WORK TO COMPLETE
An exact copy of all the data is required, with pictures left out.

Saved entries
§

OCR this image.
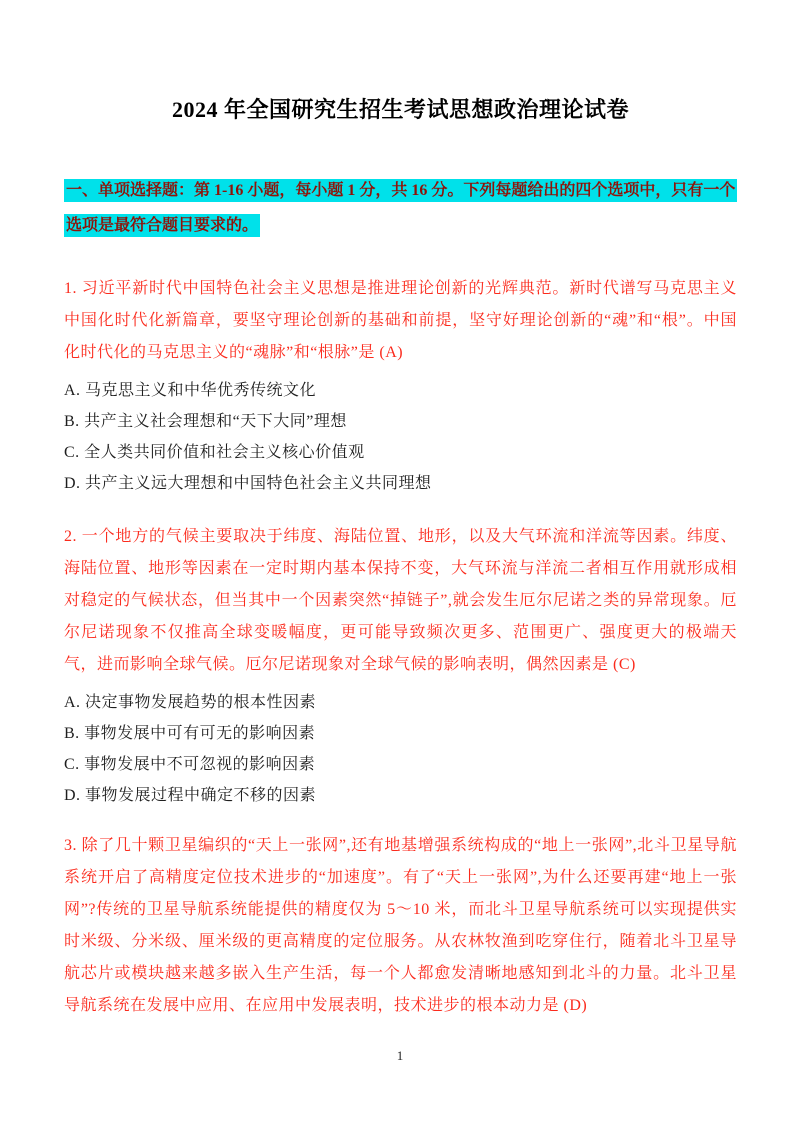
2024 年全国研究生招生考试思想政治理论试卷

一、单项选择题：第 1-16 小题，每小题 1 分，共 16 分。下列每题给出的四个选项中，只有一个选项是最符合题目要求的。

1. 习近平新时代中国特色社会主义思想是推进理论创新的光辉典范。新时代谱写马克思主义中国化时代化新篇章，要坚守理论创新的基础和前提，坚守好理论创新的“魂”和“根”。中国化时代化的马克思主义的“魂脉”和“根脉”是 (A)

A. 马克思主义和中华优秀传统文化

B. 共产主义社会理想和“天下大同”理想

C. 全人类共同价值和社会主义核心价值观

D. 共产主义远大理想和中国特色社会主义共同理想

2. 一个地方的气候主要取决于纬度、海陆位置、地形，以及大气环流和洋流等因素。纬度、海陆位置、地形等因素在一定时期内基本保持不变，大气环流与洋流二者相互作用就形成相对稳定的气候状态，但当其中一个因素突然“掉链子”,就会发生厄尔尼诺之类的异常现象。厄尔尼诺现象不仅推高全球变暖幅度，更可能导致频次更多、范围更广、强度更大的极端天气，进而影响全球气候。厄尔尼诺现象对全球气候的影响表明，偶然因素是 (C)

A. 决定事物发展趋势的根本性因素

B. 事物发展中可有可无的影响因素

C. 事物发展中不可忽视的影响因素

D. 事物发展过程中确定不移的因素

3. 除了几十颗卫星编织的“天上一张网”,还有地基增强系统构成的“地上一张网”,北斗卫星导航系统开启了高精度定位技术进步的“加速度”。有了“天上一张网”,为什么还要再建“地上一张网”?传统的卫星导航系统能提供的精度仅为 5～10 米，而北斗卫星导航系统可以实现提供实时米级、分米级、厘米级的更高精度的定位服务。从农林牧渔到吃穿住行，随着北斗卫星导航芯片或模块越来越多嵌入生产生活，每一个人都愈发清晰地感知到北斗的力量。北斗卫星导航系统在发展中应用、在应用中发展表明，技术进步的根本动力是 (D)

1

§

WRITTEN SOLUTION
OCR this image.
2024 年全国研究生招生考试思想政治理论试卷

一、单项选择题：第 1-16 小题，每小题 1 分，共 16 分。下列每题给出的四个选项中，只有一个选项是最符合题目要求的。

1. 习近平新时代中国特色社会主义思想是推进理论创新的光辉典范。新时代谱写马克思主义中国化时代化新篇章，要坚守理论创新的基础和前提，坚守好理论创新的“魂”和“根”。中国化时代化的马克思主义的“魂脉”和“根脉”是 (A)

A. 马克思主义和中华优秀传统文化

B. 共产主义社会理想和“天下大同”理想

C. 全人类共同价值和社会主义核心价值观

D. 共产主义远大理想和中国特色社会主义共同理想

2. 一个地方的气候主要取决于纬度、海陆位置、地形，以及大气环流和洋流等因素。纬度、海陆位置、地形等因素在一定时期内基本保持不变，大气环流与洋流二者相互作用就形成相对稳定的气候状态，但当其中一个因素突然“掉链子”,就会发生厄尔尼诺之类的异常现象。厄尔尼诺现象不仅推高全球变暖幅度，更可能导致频次更多、范围更广、强度更大的极端天气，进而影响全球气候。厄尔尼诺现象对全球气候的影响表明，偶然因素是 (C)

A. 决定事物发展趋势的根本性因素

B. 事物发展中可有可无的影响因素

C. 事物发展中不可忽视的影响因素

D. 事物发展过程中确定不移的因素

3. 除了几十颗卫星编织的“天上一张网”,还有地基增强系统构成的“地上一张网”,北斗卫星导航系统开启了高精度定位技术进步的“加速度”。有了“天上一张网”,为什么还要再建“地上一张网”?传统的卫星导航系统能提供的精度仅为 5～10 米，而北斗卫星导航系统可以实现提供实时米级、分米级、厘米级的更高精度的定位服务。从农林牧渔到吃穿住行，随着北斗卫星导航芯片或模块越来越多嵌入生产生活，每一个人都愈发清晰地感知到北斗的力量。北斗卫星导航系统在发展中应用、在应用中发展表明，技术进步的根本动力是 (D)

1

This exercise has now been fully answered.